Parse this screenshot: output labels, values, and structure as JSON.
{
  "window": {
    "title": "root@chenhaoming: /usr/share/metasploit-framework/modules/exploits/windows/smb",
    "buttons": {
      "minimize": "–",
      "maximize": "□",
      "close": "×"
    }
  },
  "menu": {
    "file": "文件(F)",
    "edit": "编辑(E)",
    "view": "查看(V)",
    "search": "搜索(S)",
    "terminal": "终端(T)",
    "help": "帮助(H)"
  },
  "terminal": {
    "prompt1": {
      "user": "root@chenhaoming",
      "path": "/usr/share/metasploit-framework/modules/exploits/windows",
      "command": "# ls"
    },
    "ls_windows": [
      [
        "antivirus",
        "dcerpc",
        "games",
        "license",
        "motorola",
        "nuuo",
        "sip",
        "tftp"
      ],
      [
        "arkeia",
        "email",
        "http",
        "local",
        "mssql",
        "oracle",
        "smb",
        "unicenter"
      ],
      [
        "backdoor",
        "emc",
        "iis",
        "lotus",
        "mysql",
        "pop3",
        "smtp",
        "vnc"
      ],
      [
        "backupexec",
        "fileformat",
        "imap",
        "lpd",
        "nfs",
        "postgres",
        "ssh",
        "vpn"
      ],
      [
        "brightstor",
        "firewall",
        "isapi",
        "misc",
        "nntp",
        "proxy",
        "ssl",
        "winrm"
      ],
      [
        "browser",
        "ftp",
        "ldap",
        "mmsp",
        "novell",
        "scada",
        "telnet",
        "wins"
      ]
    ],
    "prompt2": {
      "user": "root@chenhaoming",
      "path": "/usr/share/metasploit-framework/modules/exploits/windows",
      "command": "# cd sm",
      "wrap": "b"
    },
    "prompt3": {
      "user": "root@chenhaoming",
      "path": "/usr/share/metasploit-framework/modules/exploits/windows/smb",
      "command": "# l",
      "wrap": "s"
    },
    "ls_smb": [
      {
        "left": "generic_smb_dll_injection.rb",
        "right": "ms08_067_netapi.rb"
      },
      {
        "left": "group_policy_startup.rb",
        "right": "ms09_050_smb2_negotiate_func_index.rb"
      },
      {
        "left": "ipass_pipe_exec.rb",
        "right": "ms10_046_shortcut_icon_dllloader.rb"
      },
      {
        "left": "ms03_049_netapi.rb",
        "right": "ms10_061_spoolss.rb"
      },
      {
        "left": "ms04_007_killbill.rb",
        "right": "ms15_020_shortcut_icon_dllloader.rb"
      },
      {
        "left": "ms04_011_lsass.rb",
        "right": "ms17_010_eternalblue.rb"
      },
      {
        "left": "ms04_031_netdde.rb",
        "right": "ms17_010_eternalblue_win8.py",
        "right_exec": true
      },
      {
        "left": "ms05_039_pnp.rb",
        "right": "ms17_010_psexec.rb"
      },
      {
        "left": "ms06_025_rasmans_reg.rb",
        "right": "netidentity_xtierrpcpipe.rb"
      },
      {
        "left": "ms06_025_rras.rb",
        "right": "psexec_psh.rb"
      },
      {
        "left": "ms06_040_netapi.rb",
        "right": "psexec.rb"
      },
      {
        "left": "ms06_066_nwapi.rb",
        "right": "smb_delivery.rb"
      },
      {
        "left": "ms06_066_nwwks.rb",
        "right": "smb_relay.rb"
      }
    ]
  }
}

- _WHAT TO DO_
The lines to return are those holding the string "modules" anywhere in the listing above.

- _RESPONSE BOX_
    "title": "root@chenhaoming: /usr/share/metasploit-framework/modules/exploits/windows/smb",
      "path": "/usr/share/metasploit-framework/modules/exploits/windows",
      "path": "/usr/share/metasploit-framework/modules/exploits/windows",
      "path": "/usr/share/metasploit-framework/modules/exploits/windows/smb",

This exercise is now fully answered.